▶ _DIRECTIONS_
Track down the lines that contain "Cena" and copy them.
>>>>
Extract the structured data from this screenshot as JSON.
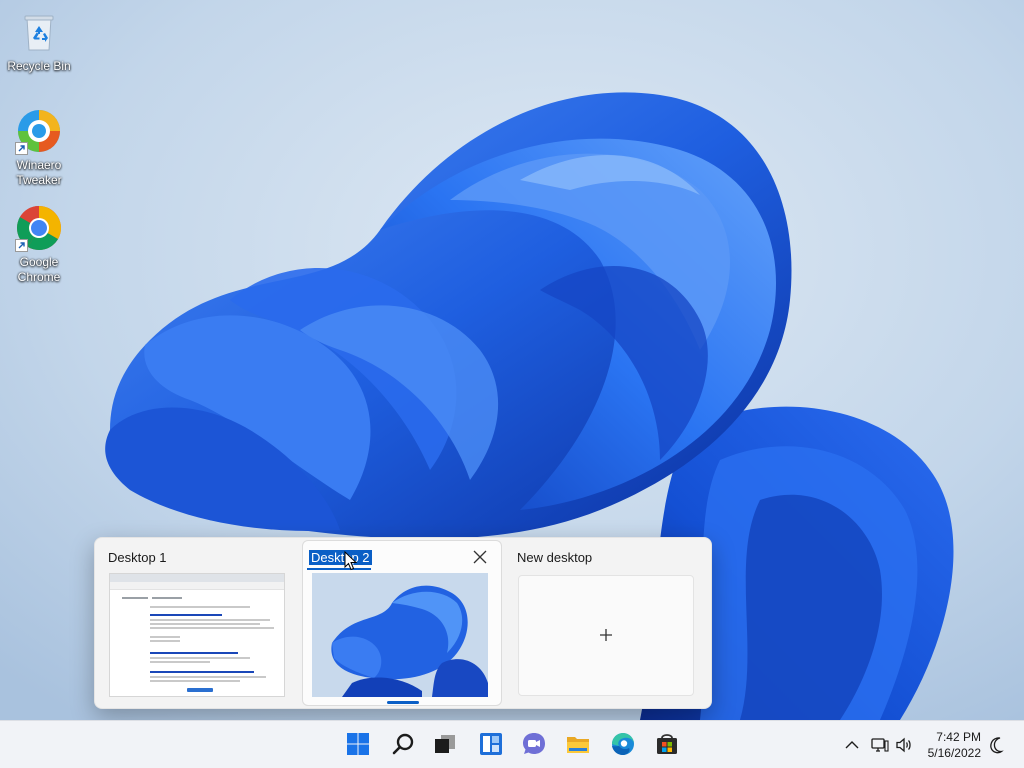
{
  "desktop": {
    "icons": [
      {
        "label_line1": "Recycle Bin",
        "label_line2": "",
        "icon": "recycle-bin-icon"
      },
      {
        "label_line1": "Winaero",
        "label_line2": "Tweaker",
        "icon": "winaero-tweaker-icon",
        "shortcut": true
      },
      {
        "label_line1": "Google",
        "label_line2": "Chrome",
        "icon": "chrome-icon",
        "shortcut": true
      }
    ]
  },
  "task_view": {
    "desktops": [
      {
        "title": "Desktop 1",
        "active": false
      },
      {
        "title": "Desktop 2",
        "active": true,
        "renaming": true
      }
    ],
    "new_desktop_label": "New desktop"
  },
  "taskbar": {
    "apps": [
      "start-icon",
      "search-icon",
      "task-view-icon",
      "widgets-icon",
      "chat-icon",
      "file-explorer-icon",
      "edge-icon",
      "store-icon"
    ],
    "tray": {
      "time": "7:42 PM",
      "date": "5/16/2022",
      "icons": [
        "chevron-up-icon",
        "network-icon",
        "volume-icon",
        "focus-moon-icon"
      ]
    }
  },
  "colors": {
    "accent": "#0a5fc6",
    "wallpaper_bg": "#b9cde4",
    "bloom_blue": "#1f5fe0",
    "taskbar_bg": "#f1f3f7",
    "flyout_bg": "#f3f3f3"
  }
}
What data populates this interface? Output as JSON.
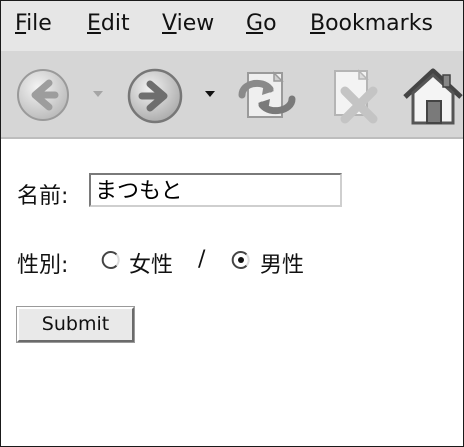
{
  "menubar": {
    "items": [
      {
        "accel": "F",
        "rest": "ile"
      },
      {
        "accel": "E",
        "rest": "dit"
      },
      {
        "accel": "V",
        "rest": "iew"
      },
      {
        "accel": "G",
        "rest": "o"
      },
      {
        "accel": "B",
        "rest": "ookmarks"
      }
    ]
  },
  "toolbar": {
    "icons": [
      "back-icon",
      "dropdown-arrow-icon",
      "forward-icon",
      "dropdown-arrow-icon",
      "reload-icon",
      "stop-icon",
      "home-icon"
    ]
  },
  "form": {
    "name_label": "名前:",
    "name_value": "まつもと",
    "gender_label": "性別:",
    "option_female": "女性",
    "separator": "/",
    "option_male": "男性",
    "selected": "male",
    "submit_label": "Submit"
  }
}
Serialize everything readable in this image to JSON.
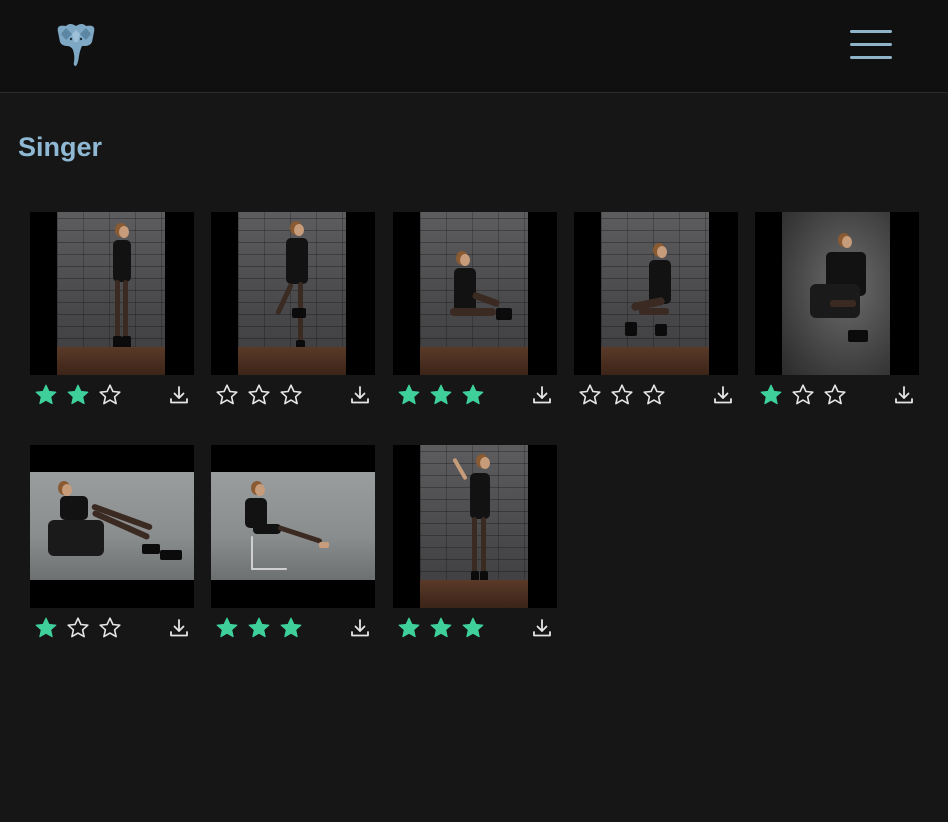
{
  "page": {
    "title": "Singer"
  },
  "header": {
    "logo_icon": "elephant-icon",
    "menu_icon": "hamburger-menu-icon"
  },
  "colors": {
    "background": "#161616",
    "header_background": "#101010",
    "title": "#8eb8d3",
    "star_filled": "#3ecf9b",
    "star_empty_outline": "#e6e6e6",
    "menu_icon": "#8fb4c9"
  },
  "photos": [
    {
      "rating": 2,
      "max_rating": 3,
      "download_icon": "download-icon"
    },
    {
      "rating": 0,
      "max_rating": 3,
      "download_icon": "download-icon"
    },
    {
      "rating": 3,
      "max_rating": 3,
      "download_icon": "download-icon"
    },
    {
      "rating": 0,
      "max_rating": 3,
      "download_icon": "download-icon"
    },
    {
      "rating": 1,
      "max_rating": 3,
      "download_icon": "download-icon"
    },
    {
      "rating": 1,
      "max_rating": 3,
      "download_icon": "download-icon"
    },
    {
      "rating": 3,
      "max_rating": 3,
      "download_icon": "download-icon"
    },
    {
      "rating": 3,
      "max_rating": 3,
      "download_icon": "download-icon"
    }
  ]
}
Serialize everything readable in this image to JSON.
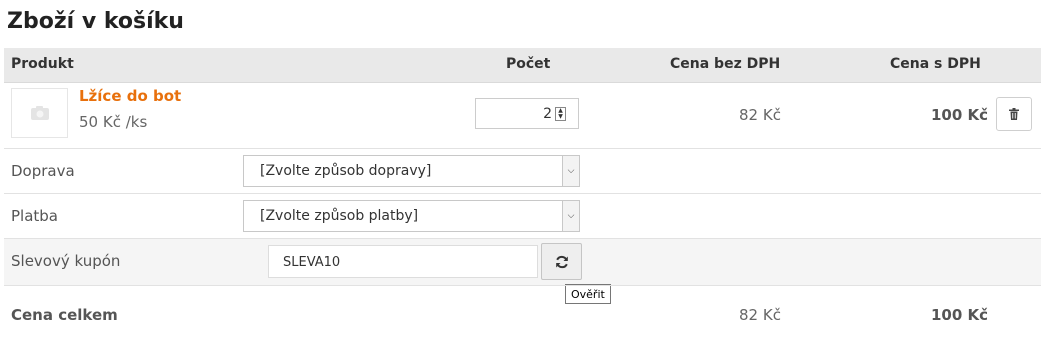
{
  "page": {
    "title": "Zboží v košíku"
  },
  "table": {
    "headers": {
      "product": "Produkt",
      "count": "Počet",
      "price_no_vat": "Cena bez DPH",
      "price_vat": "Cena s DPH"
    }
  },
  "item": {
    "name": "Lžíce do bot",
    "unit_price": "50 Kč /ks",
    "quantity": "2",
    "price_no_vat": "82 Kč",
    "price_vat": "100 Kč",
    "image_icon": "photo-placeholder-icon",
    "delete_icon": "trash-icon"
  },
  "shipping": {
    "label": "Doprava",
    "selected": "[Zvolte způsob dopravy]"
  },
  "payment": {
    "label": "Platba",
    "selected": "[Zvolte způsob platby]"
  },
  "coupon": {
    "label": "Slevový kupón",
    "value": "SLEVA10",
    "button_icon": "refresh-icon",
    "tooltip": "Ověřit"
  },
  "total": {
    "label": "Cena celkem",
    "price_no_vat": "82 Kč",
    "price_vat": "100 Kč"
  },
  "colors": {
    "accent": "#e8700c",
    "header_bg": "#e9e9e9"
  }
}
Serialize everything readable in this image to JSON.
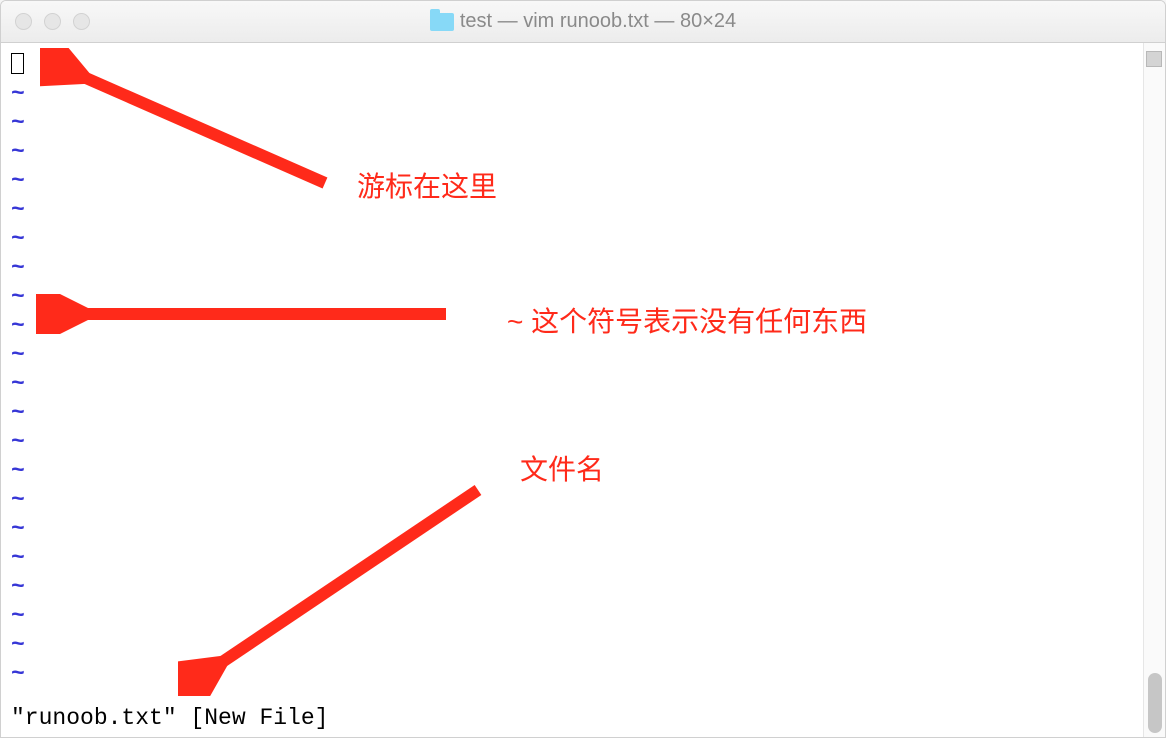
{
  "titlebar": {
    "title": "test — vim runoob.txt — 80×24"
  },
  "terminal": {
    "tilde": "~",
    "status_line": "\"runoob.txt\" [New File]"
  },
  "annotations": {
    "cursor_label": "游标在这里",
    "tilde_label": "~ 这个符号表示没有任何东西",
    "filename_label": "文件名"
  }
}
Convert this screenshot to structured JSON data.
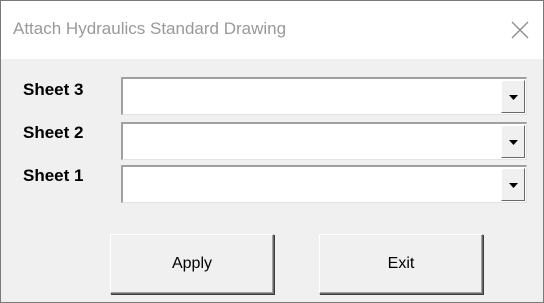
{
  "window": {
    "title": "Attach Hydraulics Standard Drawing",
    "close_icon": "close-icon",
    "background": "#f0f0f0",
    "titlebar_background": "#ffffff"
  },
  "sheets": [
    {
      "label": "Sheet 3",
      "value": "",
      "arrow_icon": "dropdown-arrow-icon"
    },
    {
      "label": "Sheet 2",
      "value": "",
      "arrow_icon": "dropdown-arrow-icon"
    },
    {
      "label": "Sheet 1",
      "value": "",
      "arrow_icon": "dropdown-arrow-icon"
    }
  ],
  "buttons": {
    "apply_label": "Apply",
    "exit_label": "Exit"
  }
}
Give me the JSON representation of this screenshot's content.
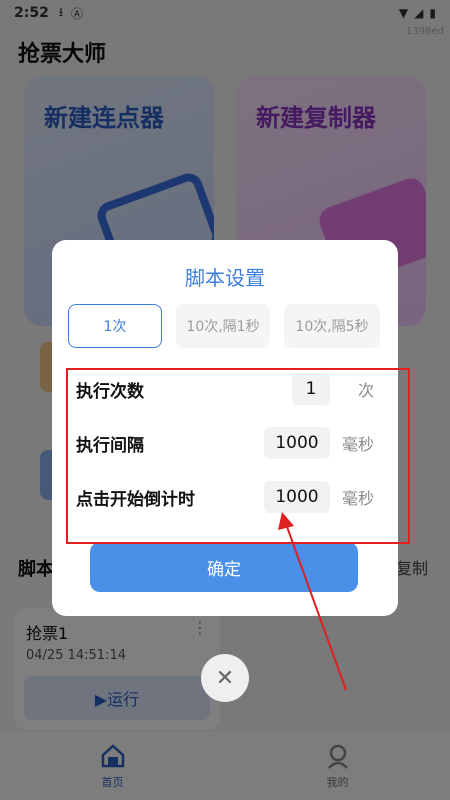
{
  "status_bar": {
    "time": "2:52",
    "icons": [
      "download-icon",
      "a-icon"
    ],
    "right_icons": [
      "wifi-icon",
      "signal-icon",
      "battery-icon"
    ],
    "watermark": "1398ed"
  },
  "app": {
    "title": "抢票大师",
    "cards": [
      {
        "title": "新建连点器"
      },
      {
        "title": "新建复制器"
      }
    ],
    "section_label": "脚本",
    "copy_label": "复制",
    "script_card": {
      "title": "抢票1",
      "date": "04/25 14:51:14",
      "run_label": "▶运行"
    },
    "tabs": [
      {
        "label": "首页",
        "icon": "home-icon",
        "active": true
      },
      {
        "label": "我的",
        "icon": "profile-icon",
        "active": false
      }
    ]
  },
  "dialog": {
    "title": "脚本设置",
    "presets": [
      "1次",
      "10次,隔1秒",
      "10次,隔5秒"
    ],
    "selected_preset": "1次",
    "rows": [
      {
        "label": "执行次数",
        "value": "1",
        "unit": "次"
      },
      {
        "label": "执行间隔",
        "value": "1000",
        "unit": "毫秒"
      },
      {
        "label": "点击开始倒计时",
        "value": "1000",
        "unit": "毫秒"
      }
    ],
    "confirm_label": "确定",
    "close_glyph": "✕"
  },
  "colors": {
    "accent": "#3d7fdc",
    "confirm": "#4a90e8",
    "annotation": "#e02020"
  }
}
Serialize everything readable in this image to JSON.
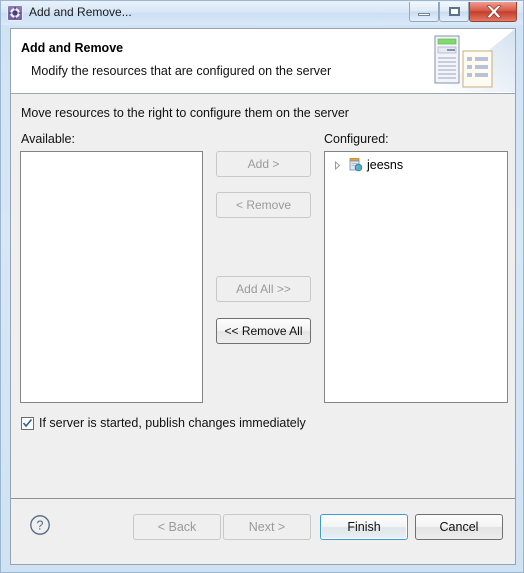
{
  "window": {
    "title": "Add and Remove...",
    "icon": "cog-icon",
    "controls": {
      "minimize": "minimize-icon",
      "maximize": "restore-icon",
      "close": "close-icon"
    }
  },
  "header": {
    "title": "Add and Remove",
    "description": "Modify the resources that are configured on the server",
    "art": "server-and-document-icon"
  },
  "content": {
    "instruction": "Move resources to the right to configure them on the server",
    "available_label": "Available:",
    "configured_label": "Configured:",
    "available_items": [],
    "configured_items": [
      {
        "label": "jeesns",
        "icon": "module-icon",
        "expanded": false,
        "arrow": "chevron-right-icon"
      }
    ]
  },
  "transfer_buttons": [
    {
      "id": "add",
      "label": "Add >",
      "enabled": false
    },
    {
      "id": "remove",
      "label": "< Remove",
      "enabled": false
    },
    {
      "id": "add-all",
      "label": "Add All >>",
      "enabled": false
    },
    {
      "id": "remove-all",
      "label": "<< Remove All",
      "enabled": true
    }
  ],
  "publish": {
    "label": "If server is started, publish changes immediately",
    "checked": true
  },
  "footer": {
    "help": "help-icon",
    "buttons": [
      {
        "id": "back",
        "label": "< Back",
        "enabled": false,
        "default": false
      },
      {
        "id": "next",
        "label": "Next >",
        "enabled": false,
        "default": false
      },
      {
        "id": "finish",
        "label": "Finish",
        "enabled": true,
        "default": true
      },
      {
        "id": "cancel",
        "label": "Cancel",
        "enabled": true,
        "default": false
      }
    ]
  },
  "colors": {
    "accent": "#3c9bd0",
    "close_button": "#c43f2c",
    "title_bar": "#d6e6f6",
    "dialog_bg": "#efefef",
    "list_bg": "#ffffff",
    "border": "#848484",
    "disabled_text": "#9a9a9a"
  }
}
<<<<
▶ _RESPONSE_
      "price_no_vat": "Cena bez DPH",
      "price_vat": "Cena s DPH"
    "label": "Cena celkem",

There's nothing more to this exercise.